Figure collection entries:
......

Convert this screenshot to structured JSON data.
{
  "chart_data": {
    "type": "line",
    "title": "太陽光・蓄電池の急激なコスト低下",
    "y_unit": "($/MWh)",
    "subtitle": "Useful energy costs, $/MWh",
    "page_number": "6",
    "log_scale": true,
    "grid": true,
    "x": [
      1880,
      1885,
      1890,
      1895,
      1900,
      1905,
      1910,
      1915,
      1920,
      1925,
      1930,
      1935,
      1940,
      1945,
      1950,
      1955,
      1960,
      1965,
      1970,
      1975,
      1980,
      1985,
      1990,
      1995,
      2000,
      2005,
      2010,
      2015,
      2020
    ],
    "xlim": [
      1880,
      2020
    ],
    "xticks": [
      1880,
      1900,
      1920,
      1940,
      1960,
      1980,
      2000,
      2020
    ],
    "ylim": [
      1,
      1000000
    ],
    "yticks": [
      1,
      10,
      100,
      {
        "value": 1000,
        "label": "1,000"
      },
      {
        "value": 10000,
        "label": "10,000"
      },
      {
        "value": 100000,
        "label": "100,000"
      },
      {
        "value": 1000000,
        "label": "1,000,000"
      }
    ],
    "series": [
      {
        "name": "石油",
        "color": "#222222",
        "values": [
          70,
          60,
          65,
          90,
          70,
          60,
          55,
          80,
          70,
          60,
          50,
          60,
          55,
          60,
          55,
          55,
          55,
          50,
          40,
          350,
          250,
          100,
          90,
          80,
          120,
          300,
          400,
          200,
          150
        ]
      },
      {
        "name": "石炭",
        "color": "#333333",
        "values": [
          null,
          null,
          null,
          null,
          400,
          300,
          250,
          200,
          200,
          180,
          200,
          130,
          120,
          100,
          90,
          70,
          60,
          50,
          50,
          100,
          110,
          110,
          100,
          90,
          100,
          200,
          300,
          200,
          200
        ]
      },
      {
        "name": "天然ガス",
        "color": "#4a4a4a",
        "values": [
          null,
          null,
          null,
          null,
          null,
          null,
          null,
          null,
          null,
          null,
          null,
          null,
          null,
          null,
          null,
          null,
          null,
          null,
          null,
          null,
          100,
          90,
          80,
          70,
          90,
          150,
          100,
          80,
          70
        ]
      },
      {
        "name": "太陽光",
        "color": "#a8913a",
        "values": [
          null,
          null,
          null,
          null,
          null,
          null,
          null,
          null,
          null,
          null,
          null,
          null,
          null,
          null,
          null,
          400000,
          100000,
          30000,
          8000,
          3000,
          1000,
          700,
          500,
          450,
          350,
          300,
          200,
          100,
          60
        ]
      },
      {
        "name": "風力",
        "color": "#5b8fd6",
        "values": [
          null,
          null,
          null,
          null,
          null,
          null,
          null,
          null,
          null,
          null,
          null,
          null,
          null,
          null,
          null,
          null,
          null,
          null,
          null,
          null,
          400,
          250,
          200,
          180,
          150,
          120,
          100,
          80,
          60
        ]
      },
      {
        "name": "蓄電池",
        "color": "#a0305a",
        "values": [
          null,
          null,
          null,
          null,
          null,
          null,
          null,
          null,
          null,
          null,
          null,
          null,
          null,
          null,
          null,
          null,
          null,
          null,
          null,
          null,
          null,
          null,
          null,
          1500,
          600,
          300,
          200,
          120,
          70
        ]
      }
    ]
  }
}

......

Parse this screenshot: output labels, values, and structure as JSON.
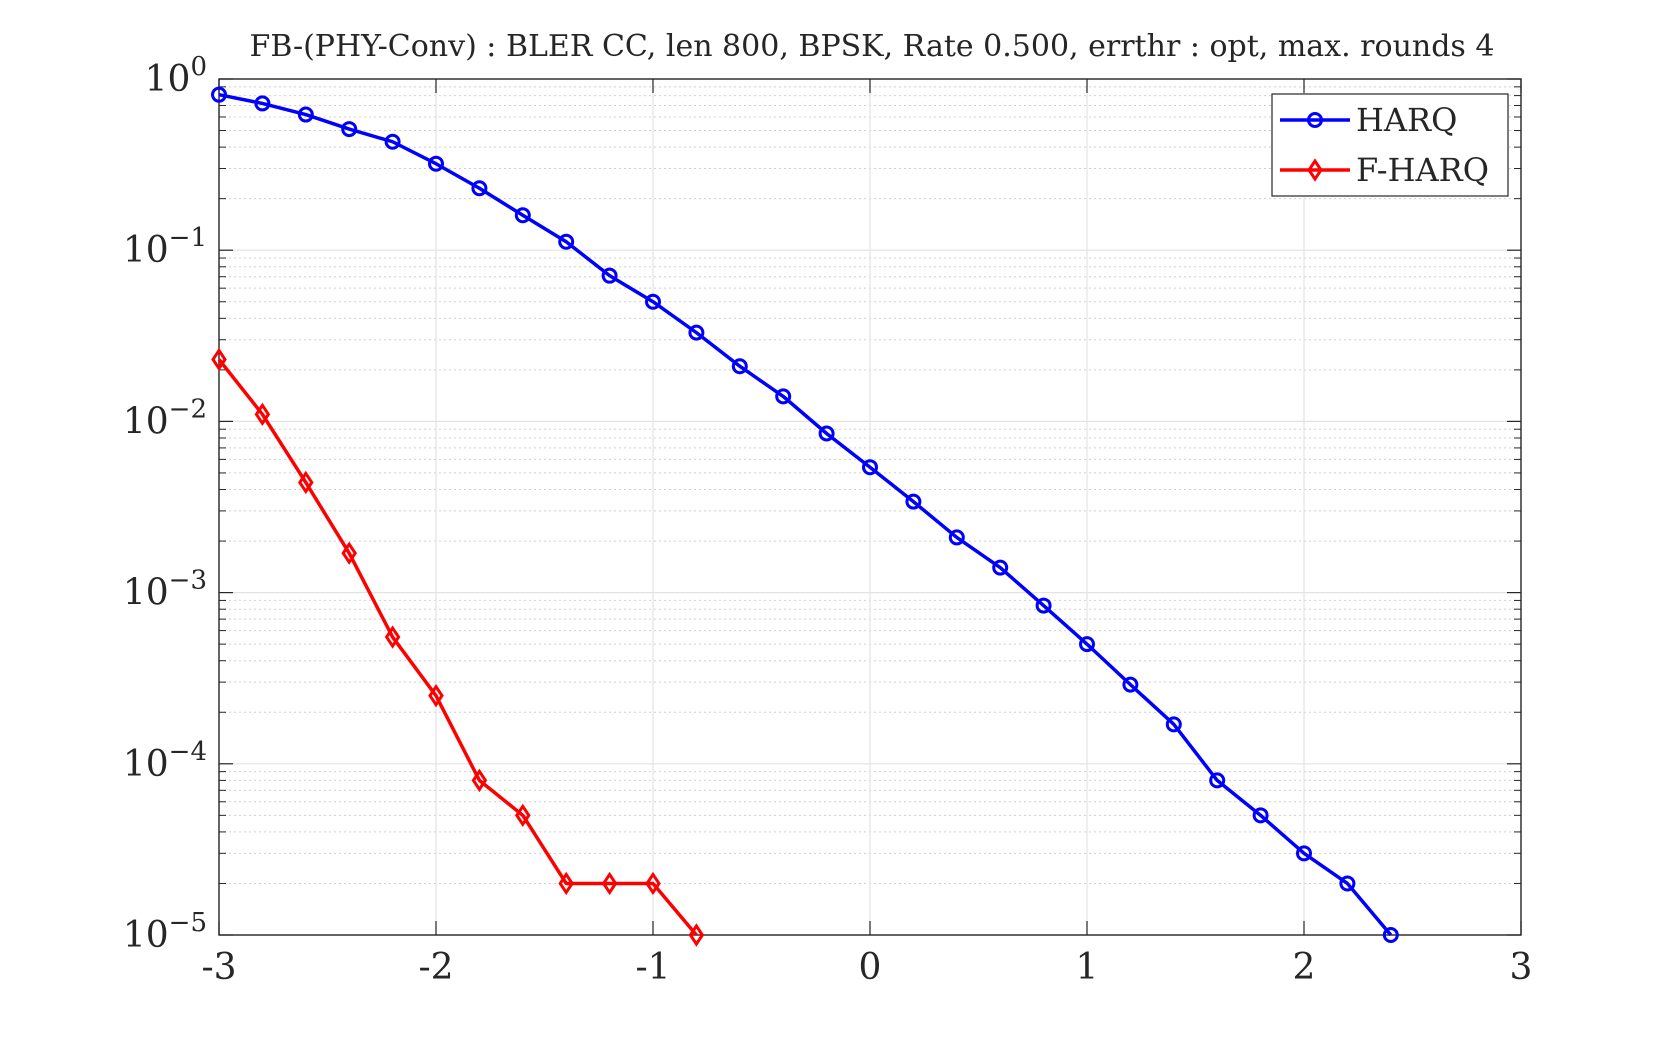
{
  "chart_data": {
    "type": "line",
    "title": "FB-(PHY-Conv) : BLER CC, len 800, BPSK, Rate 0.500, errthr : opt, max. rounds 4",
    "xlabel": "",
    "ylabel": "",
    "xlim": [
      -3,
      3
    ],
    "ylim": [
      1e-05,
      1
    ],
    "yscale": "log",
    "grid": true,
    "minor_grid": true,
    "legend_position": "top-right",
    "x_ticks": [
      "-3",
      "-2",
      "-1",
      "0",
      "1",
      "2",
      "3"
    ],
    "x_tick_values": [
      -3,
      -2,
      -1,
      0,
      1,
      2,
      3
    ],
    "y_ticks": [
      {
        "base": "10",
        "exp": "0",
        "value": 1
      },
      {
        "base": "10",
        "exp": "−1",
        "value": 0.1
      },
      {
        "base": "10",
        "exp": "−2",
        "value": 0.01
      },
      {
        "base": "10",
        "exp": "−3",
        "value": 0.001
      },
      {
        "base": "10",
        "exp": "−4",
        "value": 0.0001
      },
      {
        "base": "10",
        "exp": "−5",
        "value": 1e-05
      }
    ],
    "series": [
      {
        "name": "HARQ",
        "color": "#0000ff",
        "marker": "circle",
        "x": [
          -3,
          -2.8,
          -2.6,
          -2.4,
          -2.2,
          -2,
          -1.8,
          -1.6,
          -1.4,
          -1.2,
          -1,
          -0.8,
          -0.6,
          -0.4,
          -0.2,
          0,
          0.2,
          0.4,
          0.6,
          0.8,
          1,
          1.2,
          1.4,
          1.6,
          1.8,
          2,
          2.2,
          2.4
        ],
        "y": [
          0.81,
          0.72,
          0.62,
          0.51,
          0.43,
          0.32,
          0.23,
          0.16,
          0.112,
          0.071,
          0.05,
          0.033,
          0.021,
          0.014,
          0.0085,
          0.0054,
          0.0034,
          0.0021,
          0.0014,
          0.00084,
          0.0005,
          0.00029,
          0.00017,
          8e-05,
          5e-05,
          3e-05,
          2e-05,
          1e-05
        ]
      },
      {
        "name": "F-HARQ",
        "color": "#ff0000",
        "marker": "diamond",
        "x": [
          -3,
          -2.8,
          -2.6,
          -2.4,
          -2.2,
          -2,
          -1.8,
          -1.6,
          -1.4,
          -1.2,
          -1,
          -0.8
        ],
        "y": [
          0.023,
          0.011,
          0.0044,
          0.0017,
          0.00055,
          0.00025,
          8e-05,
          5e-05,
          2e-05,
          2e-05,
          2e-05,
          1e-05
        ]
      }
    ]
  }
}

......

TASK DIRECTIONS:
Find the lines above that contain the word "JSON" and collect them.

TASK OUTPUT:
Convert this screenshot to structured JSON data.
Parse this screenshot: output labels, values, and structure as JSON.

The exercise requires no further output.